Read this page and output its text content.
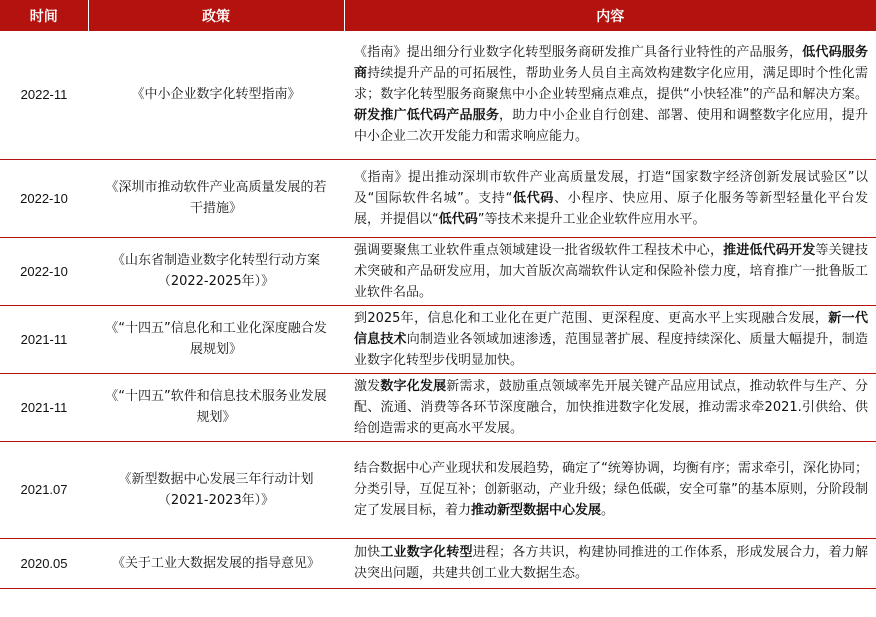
时间	政策	内容
2022-11	《中小企业数字化转型指南》	《指南》提出细分行业数字化转型服务商研发推广具备行业特性的产品服务，低代码服务商持续提升产品的可拓展性，帮助业务人员自主高效构建数字化应用，满足即时个性化需求；数字化转型服务商聚焦中小企业转型痛点难点，提供“小快轻准”的产品和解决方案。研发推广低代码产品服务，助力中小企业自行创建、部署、使用和调整数字化应用，提升中小企业二次开发能力和需求响应能力。
2022-10	《深圳市推动软件产业高质量发展的若干措施》	《指南》提出推动深圳市软件产业高质量发展，打造“国家数字经济创新发展试验区”以及“国际软件名城”。支持“低代码、小程序、快应用、原子化服务等新型轻量化平台发展，并提倡以“低代码”等技术来提升工业企业软件应用水平。
2022-10	《山东省制造业数字化转型行动方案（2022-2025年）》	强调要聚焦工业软件重点领域建设一批省级软件工程技术中心，推进低代码开发等关键技术突破和产品研发应用，加大首版次高端软件认定和保险补偿力度，培育推广一批鲁版工业软件名品。
2021-11	《“十四五”信息化和工业化深度融合发展规划》	到2025年，信息化和工业化在更广范围、更深程度、更高水平上实现融合发展，新一代信息技术向制造业各领域加速渗透，范围显著扩展、程度持续深化、质量大幅提升，制造业数字化转型步伐明显加快。
2021-11	《“十四五”软件和信息技术服务业发展规划》	激发数字化发展新需求，鼓励重点领域率先开展关键产品应用试点，推动软件与生产、分配、流通、消费等各环节深度融合，加快推进数字化发展，推动需求牵2021.引供给、供给创造需求的更高水平发展。
2021.07	《新型数据中心发展三年行动计划（2021-2023年）》	结合数据中心产业现状和发展趋势，确定了“统筹协调，均衡有序；需求牵引，深化协同；分类引导，互促互补；创新驱动，产业升级；绿色低碳，安全可靠”的基本原则，分阶段制定了发展目标，着力推动新型数据中心发展。
2020.05	《关于工业大数据发展的指导意见》	加快工业数字化转型进程；各方共识，构建协同推进的工作体系，形成发展合力，着力解决突出问题，共建共创工业大数据生态。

__Problem requirements__: Omit every picture, then repeat the remaining data exactly as it appears above.

__Result of this task__:
Read this page and output its text content.
时间	政策	内容
2022-11	《中小企业数字化转型指南》	《指南》提出细分行业数字化转型服务商研发推广具备行业特性的产品服务，低代码服务商持续提升产品的可拓展性，帮助业务人员自主高效构建数字化应用，满足即时个性化需求；数字化转型服务商聚焦中小企业转型痛点难点，提供“小快轻准”的产品和解决方案。研发推广低代码产品服务，助力中小企业自行创建、部署、使用和调整数字化应用，提升中小企业二次开发能力和需求响应能力。
2022-10	《深圳市推动软件产业高质量发展的若干措施》	《指南》提出推动深圳市软件产业高质量发展，打造“国家数字经济创新发展试验区”以及“国际软件名城”。支持“低代码、小程序、快应用、原子化服务等新型轻量化平台发展，并提倡以“低代码”等技术来提升工业企业软件应用水平。
2022-10	《山东省制造业数字化转型行动方案（2022-2025年）》	强调要聚焦工业软件重点领域建设一批省级软件工程技术中心，推进低代码开发等关键技术突破和产品研发应用，加大首版次高端软件认定和保险补偿力度，培育推广一批鲁版工业软件名品。
2021-11	《“十四五”信息化和工业化深度融合发展规划》	到2025年，信息化和工业化在更广范围、更深程度、更高水平上实现融合发展，新一代信息技术向制造业各领域加速渗透，范围显著扩展、程度持续深化、质量大幅提升，制造业数字化转型步伐明显加快。
2021-11	《“十四五”软件和信息技术服务业发展规划》	激发数字化发展新需求，鼓励重点领域率先开展关键产品应用试点，推动软件与生产、分配、流通、消费等各环节深度融合，加快推进数字化发展，推动需求牵2021.引供给、供给创造需求的更高水平发展。
2021.07	《新型数据中心发展三年行动计划（2021-2023年）》	结合数据中心产业现状和发展趋势，确定了“统筹协调，均衡有序；需求牵引，深化协同；分类引导，互促互补；创新驱动，产业升级；绿色低碳，安全可靠”的基本原则，分阶段制定了发展目标，着力推动新型数据中心发展。
2020.05	《关于工业大数据发展的指导意见》	加快工业数字化转型进程；各方共识，构建协同推进的工作体系，形成发展合力，着力解决突出问题，共建共创工业大数据生态。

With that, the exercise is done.